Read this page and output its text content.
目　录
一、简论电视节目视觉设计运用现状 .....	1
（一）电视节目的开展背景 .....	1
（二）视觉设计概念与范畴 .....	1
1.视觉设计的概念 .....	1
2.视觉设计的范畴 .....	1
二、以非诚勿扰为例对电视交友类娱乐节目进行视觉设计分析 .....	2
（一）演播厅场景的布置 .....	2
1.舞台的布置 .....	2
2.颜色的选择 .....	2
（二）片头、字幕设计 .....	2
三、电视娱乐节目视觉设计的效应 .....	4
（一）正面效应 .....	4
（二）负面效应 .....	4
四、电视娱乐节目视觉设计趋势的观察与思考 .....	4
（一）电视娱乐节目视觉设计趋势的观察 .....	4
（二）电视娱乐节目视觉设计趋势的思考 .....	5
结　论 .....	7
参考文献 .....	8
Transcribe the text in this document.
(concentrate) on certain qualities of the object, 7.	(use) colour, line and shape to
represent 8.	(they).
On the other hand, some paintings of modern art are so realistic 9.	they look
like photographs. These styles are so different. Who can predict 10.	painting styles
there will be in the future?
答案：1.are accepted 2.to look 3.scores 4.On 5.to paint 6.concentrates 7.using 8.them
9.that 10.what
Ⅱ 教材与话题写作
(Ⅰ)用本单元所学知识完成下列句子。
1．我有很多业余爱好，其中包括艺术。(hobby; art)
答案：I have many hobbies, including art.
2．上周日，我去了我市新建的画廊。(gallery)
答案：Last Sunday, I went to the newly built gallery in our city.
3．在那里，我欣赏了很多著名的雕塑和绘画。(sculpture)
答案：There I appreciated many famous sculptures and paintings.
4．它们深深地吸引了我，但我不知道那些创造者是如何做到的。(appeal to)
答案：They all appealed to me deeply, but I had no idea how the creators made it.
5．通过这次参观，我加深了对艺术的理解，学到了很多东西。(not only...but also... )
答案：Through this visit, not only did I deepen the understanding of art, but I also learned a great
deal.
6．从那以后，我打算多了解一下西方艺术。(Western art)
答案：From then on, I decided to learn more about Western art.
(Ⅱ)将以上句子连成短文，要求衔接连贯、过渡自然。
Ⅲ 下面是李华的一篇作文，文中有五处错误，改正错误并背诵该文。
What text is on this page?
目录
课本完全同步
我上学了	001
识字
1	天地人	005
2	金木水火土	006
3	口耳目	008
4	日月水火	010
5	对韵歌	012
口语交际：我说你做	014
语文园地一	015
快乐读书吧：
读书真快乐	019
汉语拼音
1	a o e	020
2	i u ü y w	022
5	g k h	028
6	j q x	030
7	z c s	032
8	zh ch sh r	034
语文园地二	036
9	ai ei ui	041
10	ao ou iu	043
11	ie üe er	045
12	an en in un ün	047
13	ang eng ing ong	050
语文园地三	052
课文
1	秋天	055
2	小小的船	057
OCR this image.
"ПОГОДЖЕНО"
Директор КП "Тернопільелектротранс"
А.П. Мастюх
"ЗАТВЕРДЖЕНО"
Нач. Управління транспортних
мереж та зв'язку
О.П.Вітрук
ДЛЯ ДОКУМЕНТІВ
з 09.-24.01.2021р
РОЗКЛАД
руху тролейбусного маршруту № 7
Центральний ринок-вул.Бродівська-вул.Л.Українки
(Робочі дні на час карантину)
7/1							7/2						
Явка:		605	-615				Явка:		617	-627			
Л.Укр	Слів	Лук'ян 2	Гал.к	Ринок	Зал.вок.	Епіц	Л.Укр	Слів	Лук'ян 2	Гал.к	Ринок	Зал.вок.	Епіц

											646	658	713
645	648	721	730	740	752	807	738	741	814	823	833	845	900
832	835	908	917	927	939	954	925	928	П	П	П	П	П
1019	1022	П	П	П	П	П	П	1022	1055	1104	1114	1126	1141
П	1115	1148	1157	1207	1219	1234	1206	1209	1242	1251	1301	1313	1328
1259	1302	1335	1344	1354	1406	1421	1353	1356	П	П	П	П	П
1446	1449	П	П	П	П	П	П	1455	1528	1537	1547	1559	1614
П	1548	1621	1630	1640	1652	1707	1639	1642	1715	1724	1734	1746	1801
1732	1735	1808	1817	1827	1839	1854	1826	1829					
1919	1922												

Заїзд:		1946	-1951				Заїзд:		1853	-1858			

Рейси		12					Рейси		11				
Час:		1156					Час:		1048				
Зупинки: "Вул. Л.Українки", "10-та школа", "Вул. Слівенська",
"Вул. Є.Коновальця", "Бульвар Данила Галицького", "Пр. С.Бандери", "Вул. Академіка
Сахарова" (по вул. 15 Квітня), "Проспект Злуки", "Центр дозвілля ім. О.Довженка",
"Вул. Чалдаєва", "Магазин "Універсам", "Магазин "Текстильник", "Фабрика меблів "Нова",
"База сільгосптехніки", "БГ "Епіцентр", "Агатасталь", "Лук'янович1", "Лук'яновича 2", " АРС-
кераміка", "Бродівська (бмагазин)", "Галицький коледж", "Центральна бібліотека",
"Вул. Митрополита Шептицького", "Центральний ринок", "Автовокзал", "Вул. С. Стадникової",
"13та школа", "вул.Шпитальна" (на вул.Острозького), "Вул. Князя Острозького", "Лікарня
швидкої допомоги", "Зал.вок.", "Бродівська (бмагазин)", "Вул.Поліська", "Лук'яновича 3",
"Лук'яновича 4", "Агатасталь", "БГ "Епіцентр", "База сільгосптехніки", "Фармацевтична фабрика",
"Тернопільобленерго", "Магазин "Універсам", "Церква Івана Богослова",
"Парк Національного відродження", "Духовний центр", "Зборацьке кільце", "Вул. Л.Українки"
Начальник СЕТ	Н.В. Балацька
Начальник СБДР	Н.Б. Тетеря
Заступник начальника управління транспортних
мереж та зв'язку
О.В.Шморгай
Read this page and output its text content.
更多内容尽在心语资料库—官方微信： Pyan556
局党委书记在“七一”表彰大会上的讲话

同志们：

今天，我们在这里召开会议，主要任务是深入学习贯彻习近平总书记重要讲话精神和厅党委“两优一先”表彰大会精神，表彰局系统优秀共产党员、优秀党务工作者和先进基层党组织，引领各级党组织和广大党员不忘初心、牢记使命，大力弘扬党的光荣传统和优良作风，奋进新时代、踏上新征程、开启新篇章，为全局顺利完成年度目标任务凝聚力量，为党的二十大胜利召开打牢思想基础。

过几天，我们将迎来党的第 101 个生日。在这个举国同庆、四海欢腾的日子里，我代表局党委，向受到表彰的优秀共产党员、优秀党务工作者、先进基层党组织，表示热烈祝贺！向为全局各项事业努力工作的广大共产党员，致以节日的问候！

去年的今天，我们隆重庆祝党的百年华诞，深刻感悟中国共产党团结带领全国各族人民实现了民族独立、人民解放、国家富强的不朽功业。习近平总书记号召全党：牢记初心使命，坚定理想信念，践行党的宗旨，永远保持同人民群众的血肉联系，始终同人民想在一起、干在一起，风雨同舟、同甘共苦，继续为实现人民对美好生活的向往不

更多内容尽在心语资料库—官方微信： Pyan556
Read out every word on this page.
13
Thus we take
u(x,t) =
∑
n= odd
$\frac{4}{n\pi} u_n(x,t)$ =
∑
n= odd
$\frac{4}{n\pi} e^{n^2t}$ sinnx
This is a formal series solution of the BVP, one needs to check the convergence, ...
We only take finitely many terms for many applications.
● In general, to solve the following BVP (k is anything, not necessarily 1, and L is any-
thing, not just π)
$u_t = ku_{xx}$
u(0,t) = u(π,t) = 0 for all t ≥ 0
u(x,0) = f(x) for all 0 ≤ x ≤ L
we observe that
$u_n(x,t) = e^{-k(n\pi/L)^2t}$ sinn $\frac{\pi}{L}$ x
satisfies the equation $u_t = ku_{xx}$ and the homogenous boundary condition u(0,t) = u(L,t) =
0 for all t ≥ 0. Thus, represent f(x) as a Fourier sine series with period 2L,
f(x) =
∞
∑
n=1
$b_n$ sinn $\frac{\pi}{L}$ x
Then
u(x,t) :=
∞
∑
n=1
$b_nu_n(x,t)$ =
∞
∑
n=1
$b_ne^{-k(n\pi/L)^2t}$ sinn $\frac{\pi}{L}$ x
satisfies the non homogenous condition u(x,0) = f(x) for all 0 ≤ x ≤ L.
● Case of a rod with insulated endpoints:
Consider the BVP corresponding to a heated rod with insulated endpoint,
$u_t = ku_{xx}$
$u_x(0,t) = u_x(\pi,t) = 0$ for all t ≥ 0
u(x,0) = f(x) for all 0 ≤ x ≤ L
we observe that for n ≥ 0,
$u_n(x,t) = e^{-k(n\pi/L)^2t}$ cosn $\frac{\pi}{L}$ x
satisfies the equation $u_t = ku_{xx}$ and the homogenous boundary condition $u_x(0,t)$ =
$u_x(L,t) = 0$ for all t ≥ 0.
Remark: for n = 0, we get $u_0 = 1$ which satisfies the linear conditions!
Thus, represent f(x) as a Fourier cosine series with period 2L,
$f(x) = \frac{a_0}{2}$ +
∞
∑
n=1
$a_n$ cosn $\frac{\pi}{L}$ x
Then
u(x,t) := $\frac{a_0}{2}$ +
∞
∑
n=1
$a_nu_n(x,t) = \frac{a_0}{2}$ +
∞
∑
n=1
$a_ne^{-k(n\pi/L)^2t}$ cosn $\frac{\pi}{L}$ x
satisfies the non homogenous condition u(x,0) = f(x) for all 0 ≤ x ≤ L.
⁂
### Instructions to follow
List all lines above in which the string "series" appears.

### Written solution
This is a formal series solution of the BVP, one needs to check the convergence, ...
0 for all t ≥ 0. Thus, represent f(x) as a Fourier sine series with period 2L,
Thus, represent f(x) as a Fourier cosine series with period 2L,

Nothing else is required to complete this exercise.